*Given task*
Print the material word for word, beginning with its first line and ending with the line that contains "x-tick-label: FY2014 <box>454".

(Annotated element listings)
# # # # #

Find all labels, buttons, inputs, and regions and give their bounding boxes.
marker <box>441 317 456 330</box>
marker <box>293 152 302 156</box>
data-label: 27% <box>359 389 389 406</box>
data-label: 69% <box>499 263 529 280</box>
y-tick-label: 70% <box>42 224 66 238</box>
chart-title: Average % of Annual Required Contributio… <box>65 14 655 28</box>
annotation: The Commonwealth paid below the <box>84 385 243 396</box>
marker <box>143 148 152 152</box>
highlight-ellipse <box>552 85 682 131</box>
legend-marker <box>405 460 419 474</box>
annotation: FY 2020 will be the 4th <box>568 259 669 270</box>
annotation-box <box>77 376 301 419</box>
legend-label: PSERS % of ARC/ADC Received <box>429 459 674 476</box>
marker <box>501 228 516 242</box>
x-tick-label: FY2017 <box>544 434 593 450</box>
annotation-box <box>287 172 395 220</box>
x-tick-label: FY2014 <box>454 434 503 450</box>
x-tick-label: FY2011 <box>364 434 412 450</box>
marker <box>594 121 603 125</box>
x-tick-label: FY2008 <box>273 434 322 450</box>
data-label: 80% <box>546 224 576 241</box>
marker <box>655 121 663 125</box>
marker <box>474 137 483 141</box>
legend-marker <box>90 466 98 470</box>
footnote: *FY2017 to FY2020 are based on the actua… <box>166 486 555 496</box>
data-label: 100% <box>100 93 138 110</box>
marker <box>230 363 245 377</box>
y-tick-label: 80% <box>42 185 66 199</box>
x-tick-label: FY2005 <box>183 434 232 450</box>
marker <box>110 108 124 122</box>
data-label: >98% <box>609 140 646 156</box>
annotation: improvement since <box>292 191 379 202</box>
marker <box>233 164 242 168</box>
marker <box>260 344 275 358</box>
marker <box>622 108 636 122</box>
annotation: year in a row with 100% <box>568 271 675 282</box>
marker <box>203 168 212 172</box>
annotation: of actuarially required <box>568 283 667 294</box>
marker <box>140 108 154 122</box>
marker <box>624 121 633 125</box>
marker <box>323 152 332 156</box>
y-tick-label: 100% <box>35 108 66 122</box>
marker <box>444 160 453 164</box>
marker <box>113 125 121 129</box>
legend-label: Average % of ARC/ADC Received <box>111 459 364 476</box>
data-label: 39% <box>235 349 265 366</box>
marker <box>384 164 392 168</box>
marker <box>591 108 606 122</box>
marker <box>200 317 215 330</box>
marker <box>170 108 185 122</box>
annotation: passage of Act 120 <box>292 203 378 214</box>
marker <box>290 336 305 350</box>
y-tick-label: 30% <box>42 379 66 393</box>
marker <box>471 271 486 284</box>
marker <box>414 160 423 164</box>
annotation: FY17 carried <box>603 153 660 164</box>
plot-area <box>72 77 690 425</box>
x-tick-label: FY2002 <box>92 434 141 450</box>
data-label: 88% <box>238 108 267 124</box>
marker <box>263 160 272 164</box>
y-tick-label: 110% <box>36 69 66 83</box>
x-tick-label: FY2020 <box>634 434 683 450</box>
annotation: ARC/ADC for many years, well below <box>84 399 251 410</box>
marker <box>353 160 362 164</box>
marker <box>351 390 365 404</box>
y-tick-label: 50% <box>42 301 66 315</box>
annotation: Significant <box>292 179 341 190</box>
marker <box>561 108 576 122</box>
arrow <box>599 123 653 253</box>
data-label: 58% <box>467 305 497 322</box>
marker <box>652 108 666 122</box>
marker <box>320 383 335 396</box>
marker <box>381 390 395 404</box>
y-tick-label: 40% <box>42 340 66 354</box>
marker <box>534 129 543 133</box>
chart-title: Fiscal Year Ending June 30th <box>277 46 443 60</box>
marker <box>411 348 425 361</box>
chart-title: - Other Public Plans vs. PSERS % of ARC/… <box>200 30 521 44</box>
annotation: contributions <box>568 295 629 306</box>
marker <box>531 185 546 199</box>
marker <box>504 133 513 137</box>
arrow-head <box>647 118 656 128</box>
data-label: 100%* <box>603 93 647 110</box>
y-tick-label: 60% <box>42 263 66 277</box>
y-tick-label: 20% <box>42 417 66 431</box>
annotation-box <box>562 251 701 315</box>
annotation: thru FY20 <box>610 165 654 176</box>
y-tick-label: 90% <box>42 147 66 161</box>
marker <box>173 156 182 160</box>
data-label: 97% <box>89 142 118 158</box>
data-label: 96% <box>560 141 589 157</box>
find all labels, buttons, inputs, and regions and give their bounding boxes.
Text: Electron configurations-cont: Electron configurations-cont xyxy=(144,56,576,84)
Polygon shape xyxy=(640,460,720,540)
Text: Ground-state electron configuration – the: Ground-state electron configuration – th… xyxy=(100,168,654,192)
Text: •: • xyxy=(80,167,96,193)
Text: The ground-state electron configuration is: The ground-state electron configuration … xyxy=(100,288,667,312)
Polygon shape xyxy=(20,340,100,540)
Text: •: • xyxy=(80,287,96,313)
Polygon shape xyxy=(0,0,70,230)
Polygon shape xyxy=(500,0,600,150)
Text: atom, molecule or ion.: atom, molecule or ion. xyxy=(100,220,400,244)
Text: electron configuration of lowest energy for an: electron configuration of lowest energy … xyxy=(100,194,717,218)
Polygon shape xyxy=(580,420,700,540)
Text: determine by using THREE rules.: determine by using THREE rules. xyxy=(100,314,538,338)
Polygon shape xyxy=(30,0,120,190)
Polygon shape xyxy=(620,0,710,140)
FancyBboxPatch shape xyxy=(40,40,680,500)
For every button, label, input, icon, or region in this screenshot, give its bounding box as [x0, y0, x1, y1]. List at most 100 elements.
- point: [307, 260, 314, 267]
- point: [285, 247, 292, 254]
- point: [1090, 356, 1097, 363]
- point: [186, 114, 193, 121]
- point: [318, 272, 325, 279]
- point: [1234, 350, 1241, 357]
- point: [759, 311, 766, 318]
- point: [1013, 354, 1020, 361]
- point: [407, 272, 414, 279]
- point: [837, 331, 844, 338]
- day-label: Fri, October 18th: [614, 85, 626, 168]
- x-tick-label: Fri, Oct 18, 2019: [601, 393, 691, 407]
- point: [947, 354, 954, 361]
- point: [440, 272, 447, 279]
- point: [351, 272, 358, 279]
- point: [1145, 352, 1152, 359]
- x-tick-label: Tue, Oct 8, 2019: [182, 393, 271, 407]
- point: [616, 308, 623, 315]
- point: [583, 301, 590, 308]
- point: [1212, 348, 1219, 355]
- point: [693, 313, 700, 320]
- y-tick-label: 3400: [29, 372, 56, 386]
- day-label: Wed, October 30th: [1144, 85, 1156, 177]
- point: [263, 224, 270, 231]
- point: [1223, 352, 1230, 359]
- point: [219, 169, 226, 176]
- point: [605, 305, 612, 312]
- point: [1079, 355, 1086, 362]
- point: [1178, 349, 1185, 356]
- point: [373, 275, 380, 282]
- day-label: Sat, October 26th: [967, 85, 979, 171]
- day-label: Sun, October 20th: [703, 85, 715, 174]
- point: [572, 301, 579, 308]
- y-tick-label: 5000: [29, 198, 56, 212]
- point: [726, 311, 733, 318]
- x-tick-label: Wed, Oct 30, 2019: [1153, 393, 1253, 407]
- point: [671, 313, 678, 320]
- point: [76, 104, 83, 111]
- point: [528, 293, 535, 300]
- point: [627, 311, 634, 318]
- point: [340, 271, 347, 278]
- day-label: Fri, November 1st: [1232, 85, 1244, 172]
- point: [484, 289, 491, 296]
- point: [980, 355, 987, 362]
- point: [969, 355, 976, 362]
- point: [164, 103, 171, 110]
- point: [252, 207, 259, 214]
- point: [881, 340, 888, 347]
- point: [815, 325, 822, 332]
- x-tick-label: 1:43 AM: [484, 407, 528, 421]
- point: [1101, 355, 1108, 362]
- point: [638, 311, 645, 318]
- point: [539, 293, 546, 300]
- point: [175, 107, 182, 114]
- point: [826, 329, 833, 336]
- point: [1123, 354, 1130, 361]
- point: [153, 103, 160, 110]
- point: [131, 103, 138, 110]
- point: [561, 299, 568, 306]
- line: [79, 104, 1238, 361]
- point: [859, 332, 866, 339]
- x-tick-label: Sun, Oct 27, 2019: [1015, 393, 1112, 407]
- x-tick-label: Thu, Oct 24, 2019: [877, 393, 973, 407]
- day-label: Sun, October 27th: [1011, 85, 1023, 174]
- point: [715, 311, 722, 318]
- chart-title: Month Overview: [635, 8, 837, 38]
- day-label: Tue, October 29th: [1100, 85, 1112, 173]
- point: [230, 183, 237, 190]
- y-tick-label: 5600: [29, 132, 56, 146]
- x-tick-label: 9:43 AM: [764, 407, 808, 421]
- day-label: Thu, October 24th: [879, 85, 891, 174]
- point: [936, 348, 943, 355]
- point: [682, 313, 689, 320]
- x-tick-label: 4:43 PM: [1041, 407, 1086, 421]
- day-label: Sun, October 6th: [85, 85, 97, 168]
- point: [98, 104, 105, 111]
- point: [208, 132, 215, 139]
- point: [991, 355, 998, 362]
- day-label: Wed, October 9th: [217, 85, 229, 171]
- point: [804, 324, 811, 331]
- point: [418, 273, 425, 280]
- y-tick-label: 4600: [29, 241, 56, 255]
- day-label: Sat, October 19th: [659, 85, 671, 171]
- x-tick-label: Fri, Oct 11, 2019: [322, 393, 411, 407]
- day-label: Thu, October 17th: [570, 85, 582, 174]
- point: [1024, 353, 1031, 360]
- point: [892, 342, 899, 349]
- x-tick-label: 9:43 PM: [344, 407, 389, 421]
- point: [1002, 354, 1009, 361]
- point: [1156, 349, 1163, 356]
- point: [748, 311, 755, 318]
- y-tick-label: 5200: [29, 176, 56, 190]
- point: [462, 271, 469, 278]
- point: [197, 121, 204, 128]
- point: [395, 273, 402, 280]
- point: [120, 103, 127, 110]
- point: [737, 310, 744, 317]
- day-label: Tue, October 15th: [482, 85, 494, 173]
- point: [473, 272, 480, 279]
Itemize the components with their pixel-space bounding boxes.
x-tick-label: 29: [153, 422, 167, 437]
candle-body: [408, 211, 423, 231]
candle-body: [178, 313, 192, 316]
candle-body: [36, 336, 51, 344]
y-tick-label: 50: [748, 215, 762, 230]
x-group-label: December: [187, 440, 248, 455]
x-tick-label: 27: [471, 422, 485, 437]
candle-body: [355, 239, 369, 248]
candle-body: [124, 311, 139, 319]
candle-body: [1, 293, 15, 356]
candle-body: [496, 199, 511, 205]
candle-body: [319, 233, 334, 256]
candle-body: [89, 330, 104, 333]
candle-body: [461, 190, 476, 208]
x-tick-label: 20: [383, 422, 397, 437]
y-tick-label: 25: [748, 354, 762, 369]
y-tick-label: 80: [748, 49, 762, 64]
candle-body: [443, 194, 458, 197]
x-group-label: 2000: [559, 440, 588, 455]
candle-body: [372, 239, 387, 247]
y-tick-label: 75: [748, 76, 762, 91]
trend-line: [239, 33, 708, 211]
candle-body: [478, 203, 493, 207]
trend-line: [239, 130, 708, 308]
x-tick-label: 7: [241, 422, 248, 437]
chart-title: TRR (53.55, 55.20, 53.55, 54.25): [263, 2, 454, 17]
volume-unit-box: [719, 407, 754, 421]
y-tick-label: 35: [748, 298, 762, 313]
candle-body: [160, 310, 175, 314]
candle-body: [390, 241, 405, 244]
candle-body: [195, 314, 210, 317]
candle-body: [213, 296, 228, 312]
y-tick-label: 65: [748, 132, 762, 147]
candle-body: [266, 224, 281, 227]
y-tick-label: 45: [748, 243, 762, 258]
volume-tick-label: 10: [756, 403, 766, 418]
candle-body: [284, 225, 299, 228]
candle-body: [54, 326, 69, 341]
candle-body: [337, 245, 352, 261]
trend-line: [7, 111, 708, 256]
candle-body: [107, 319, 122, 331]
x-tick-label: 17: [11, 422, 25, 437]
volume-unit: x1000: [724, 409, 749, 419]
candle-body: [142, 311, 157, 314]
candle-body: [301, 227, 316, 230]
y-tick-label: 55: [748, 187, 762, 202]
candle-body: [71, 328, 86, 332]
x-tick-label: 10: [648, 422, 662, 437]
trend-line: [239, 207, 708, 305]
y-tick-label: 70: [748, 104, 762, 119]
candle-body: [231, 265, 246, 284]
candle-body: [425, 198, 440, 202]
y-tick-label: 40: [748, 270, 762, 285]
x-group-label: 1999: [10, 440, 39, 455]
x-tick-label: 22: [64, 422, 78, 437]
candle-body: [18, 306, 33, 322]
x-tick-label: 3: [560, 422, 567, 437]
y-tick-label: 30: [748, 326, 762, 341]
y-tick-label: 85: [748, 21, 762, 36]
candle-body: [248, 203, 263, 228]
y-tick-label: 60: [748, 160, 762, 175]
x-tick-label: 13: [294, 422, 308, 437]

# # # # #

*The output*
Find all labels, buttons, inputs, and regions and give their bounding boxes.
marker <box>441 317 456 330</box>
marker <box>293 152 302 156</box>
data-label: 27% <box>359 389 389 406</box>
data-label: 69% <box>499 263 529 280</box>
y-tick-label: 70% <box>42 224 66 238</box>
chart-title: Average % of Annual Required Contributio… <box>65 14 655 28</box>
annotation: The Commonwealth paid below the <box>84 385 243 396</box>
marker <box>143 148 152 152</box>
highlight-ellipse <box>552 85 682 131</box>
legend-marker <box>405 460 419 474</box>
annotation: FY 2020 will be the 4th <box>568 259 669 270</box>
annotation-box <box>77 376 301 419</box>
legend-label: PSERS % of ARC/ADC Received <box>429 459 674 476</box>
marker <box>501 228 516 242</box>
x-tick-label: FY2017 <box>544 434 593 450</box>
annotation-box <box>287 172 395 220</box>
x-tick-label: FY2014 <box>454 434 503 450</box>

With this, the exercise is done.